EXERCISE TASKS
a: Translate this sentence from the patriotism article into Spanish: "I'm all for patriotism, but is there a point at which things can go too far?"
b: Reproduce the stretch of the patriotism article from "A nice touch" through "in vehicle aerodynamics.".
c: According to the patriotism article, what must students do while the Pledge of Allegiance is recited under Florida's new law?

PAGE EXCERPT
'''
After the September 11th attacks, a newfound sense of patriotism swept across this country faster than reports of the latest anthrax scare. From wearing jeweled flag pins to displaying Old Glory on storefront windows, people are expressing their patriotism in myriad ways.
In October, Florida's legislature even rushed through a quickie patriotism law. The bill requires school districts to establish patriotic programs, mandating that the Pledge of Allegiance be recited each day at every public school. Students must also stand and place their hand over their heart during its recitation.
I'm all for patriotism, but is there a point at which things can go too far?
Suppose, for example, that Florida's House now passes a law requiring that a flag be flown from all vehicles. Given the number of flags flapping on the roads here in Massachusetts, a law probably isn't necessary, but bear with me.
A nice touch of patriotism, perhaps—but at what price? Mounting anything to a vehicle's antenna will result in added drag and lower fuel consumption. To determine the exact impact, I sought out Fred Browand, a professor of Aerospace & Mechanical Engineering at the University of Southern California who specializes in vehicle aerodynamics.
'''
ENTRIES SHOWN
'''
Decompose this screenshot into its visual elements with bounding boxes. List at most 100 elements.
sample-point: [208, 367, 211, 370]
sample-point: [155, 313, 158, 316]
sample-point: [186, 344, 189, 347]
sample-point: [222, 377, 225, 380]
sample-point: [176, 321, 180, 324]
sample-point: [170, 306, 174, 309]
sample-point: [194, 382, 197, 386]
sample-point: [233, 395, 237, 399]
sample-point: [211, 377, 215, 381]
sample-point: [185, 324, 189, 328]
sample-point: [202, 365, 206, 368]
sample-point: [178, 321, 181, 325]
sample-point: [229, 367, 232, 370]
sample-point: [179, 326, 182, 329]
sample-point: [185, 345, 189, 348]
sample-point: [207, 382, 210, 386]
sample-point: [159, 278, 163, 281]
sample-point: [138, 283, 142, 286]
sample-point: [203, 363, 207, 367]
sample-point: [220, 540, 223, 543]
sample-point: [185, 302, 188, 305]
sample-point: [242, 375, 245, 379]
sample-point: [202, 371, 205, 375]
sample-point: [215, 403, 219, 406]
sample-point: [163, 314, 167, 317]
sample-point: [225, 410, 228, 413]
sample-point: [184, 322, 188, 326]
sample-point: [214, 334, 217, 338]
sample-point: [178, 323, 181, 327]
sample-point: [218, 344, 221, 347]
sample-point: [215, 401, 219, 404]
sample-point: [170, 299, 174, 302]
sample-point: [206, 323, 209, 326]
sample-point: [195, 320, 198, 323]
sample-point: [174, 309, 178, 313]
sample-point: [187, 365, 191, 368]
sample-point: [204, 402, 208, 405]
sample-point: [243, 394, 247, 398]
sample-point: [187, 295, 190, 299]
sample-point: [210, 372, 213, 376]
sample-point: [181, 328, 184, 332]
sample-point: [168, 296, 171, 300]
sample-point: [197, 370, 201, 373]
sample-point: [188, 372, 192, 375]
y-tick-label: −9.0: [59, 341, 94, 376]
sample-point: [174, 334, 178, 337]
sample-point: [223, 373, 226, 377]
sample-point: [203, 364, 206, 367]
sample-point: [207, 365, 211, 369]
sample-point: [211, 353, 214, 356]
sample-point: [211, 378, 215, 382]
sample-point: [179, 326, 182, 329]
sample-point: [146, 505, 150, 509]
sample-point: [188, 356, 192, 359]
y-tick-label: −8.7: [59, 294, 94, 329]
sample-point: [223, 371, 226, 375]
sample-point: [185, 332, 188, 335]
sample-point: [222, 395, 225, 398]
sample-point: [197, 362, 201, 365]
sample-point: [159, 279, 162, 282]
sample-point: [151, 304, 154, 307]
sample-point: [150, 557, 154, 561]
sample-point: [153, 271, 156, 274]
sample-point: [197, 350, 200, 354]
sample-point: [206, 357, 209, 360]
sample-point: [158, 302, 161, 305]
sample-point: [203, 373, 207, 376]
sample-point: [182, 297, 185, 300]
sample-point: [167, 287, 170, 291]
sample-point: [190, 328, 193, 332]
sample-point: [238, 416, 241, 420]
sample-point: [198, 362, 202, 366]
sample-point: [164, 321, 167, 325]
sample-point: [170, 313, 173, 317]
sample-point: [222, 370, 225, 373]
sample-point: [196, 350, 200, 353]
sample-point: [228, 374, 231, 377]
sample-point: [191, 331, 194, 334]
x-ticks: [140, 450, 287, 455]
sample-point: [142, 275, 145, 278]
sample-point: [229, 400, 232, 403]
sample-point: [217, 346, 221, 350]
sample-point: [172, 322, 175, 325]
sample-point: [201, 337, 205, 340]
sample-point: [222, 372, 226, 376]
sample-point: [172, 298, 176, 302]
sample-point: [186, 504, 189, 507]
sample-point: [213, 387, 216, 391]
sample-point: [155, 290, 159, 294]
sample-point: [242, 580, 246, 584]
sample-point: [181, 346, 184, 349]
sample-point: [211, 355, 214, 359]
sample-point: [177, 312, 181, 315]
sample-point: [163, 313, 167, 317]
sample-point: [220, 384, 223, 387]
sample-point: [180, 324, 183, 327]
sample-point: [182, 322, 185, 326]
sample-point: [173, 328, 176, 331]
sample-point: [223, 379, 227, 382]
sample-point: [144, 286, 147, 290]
'''
EXPECTED RESULTS
a: Estoy totalmente a favor del patriotismo, pero ¿hay un punto en el que las cosas pueden ir demasiado lejos?

b:
A nice touch of patriotism, perhaps—but at what price? Mounting anything to a vehicle's antenna will result in added drag and lower fuel consumption. To determine the exact impact, I sought out Fred Browand, a professor of Aerospace & Mechanical Engineering at the University of Southern California who specializes in vehicle aerodynamics.

c: They must stand and place their hand over their heart.